═══ DATA PROVIDED

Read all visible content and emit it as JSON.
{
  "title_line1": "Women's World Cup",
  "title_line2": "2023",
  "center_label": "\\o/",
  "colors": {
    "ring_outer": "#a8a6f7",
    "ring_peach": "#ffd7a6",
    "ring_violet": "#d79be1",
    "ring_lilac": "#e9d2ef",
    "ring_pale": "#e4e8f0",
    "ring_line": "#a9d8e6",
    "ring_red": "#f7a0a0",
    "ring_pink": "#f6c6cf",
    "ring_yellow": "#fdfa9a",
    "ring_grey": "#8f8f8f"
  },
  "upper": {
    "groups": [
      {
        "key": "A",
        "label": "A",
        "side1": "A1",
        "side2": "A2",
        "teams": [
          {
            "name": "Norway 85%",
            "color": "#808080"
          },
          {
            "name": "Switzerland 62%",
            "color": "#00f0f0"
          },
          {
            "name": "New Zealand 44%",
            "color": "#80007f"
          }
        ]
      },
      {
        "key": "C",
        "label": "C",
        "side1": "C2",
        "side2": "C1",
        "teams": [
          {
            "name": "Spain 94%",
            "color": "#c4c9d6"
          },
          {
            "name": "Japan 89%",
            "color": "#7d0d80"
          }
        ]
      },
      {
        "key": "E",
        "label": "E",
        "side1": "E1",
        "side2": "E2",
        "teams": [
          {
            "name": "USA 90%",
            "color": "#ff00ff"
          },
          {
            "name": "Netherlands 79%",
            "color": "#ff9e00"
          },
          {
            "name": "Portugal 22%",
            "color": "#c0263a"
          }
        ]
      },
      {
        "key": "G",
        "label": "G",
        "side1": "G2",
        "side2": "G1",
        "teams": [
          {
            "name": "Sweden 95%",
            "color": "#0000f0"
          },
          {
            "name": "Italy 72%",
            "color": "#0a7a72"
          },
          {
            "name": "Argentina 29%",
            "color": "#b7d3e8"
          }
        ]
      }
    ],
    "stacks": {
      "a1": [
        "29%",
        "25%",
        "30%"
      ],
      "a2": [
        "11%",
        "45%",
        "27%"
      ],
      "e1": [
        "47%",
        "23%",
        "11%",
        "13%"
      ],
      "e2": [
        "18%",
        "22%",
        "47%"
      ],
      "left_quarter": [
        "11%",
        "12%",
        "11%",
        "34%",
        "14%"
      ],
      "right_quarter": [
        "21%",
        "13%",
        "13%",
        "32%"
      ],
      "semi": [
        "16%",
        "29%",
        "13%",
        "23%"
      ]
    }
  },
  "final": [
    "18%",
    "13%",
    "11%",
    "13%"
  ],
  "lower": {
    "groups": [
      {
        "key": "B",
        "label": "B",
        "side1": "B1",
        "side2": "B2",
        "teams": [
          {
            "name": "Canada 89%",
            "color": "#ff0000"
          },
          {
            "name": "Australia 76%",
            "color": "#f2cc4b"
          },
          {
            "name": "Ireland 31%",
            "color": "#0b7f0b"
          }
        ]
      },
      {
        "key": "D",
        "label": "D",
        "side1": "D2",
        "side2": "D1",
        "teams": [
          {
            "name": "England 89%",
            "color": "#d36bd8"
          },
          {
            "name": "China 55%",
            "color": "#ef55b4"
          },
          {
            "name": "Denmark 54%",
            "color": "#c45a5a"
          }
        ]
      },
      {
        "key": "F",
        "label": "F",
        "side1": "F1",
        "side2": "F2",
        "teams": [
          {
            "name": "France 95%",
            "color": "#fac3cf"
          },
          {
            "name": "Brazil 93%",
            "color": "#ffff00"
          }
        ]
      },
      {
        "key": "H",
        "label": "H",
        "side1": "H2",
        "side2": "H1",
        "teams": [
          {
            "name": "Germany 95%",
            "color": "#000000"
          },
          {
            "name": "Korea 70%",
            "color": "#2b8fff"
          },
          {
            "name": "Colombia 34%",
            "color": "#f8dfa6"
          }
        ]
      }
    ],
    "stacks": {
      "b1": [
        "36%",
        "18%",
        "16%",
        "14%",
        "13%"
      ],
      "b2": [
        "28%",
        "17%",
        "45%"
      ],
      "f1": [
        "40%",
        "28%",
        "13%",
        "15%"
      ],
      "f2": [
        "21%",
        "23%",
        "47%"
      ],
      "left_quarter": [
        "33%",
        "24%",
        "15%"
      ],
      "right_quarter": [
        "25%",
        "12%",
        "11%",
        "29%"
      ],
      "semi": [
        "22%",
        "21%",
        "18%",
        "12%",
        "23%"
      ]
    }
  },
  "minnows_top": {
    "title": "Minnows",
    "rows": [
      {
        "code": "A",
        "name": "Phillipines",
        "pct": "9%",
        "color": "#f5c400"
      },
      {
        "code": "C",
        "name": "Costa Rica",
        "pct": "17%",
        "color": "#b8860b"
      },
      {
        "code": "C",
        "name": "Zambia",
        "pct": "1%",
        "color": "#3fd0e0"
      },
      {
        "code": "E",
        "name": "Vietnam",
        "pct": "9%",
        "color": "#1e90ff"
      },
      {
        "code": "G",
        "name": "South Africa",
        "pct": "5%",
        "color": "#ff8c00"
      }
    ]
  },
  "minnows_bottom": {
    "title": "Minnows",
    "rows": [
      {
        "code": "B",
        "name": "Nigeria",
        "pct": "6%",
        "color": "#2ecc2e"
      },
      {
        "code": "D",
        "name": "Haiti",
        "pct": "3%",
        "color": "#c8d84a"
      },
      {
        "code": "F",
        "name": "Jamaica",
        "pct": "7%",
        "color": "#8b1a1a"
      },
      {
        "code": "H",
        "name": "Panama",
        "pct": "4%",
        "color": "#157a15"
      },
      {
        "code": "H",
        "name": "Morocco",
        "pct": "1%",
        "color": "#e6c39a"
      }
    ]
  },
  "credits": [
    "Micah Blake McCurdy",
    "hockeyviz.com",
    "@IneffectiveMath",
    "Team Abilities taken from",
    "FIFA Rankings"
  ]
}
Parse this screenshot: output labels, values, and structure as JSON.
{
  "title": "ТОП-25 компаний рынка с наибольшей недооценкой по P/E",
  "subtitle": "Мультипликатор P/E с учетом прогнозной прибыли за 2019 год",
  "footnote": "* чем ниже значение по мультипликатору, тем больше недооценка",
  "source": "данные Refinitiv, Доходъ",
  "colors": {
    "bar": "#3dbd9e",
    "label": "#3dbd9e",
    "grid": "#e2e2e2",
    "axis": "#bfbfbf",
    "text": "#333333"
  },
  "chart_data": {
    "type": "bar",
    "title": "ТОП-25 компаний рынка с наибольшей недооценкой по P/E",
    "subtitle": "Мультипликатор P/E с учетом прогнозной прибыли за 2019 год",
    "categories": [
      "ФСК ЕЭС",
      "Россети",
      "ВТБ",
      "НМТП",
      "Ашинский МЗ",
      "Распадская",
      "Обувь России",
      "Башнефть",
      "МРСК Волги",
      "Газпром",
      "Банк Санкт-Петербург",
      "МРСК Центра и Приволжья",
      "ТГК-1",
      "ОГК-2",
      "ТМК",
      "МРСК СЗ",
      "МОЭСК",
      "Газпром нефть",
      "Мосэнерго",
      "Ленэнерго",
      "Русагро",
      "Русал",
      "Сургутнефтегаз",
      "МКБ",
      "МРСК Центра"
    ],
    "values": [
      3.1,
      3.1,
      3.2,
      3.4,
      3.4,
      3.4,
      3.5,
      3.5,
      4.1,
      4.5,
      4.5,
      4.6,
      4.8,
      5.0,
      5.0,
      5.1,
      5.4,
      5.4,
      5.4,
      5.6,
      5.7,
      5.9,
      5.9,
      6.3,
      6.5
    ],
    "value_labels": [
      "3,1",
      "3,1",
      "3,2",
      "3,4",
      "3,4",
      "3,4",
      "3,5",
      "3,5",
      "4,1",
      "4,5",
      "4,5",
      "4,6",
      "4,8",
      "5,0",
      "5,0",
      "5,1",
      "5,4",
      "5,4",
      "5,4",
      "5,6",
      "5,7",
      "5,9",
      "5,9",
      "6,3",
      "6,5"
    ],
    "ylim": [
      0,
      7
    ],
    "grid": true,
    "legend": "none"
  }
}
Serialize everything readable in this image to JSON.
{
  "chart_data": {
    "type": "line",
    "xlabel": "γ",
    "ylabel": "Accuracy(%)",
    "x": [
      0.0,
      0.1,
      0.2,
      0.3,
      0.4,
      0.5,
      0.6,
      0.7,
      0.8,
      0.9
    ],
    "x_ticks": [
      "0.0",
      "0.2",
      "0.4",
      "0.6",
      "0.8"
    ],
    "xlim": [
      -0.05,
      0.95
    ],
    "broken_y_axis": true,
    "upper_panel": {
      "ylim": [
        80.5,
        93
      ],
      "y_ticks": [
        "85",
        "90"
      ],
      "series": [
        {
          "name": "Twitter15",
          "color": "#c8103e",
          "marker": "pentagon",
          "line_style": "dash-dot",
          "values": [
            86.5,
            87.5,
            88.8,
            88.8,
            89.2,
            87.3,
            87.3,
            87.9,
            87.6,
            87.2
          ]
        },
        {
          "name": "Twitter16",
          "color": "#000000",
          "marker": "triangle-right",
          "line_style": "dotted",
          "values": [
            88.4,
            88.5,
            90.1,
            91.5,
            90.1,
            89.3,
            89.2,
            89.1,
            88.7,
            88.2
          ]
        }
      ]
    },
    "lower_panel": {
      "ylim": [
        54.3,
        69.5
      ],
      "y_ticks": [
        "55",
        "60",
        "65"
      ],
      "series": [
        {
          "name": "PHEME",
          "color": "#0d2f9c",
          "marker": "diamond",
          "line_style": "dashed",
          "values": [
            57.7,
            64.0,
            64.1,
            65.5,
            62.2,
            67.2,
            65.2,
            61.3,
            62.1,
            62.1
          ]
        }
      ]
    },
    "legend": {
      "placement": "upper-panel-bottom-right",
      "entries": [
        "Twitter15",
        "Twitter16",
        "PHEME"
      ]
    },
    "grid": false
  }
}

══════

### DO THIS
Only lines with the word "наибольшей" should be collected from the material.

### EXERCISE RESPONSE
  "title": "ТОП-25 компаний рынка с наибольшей недооценкой по P/E",
    "title": "ТОП-25 компаний рынка с наибольшей недооценкой по P/E",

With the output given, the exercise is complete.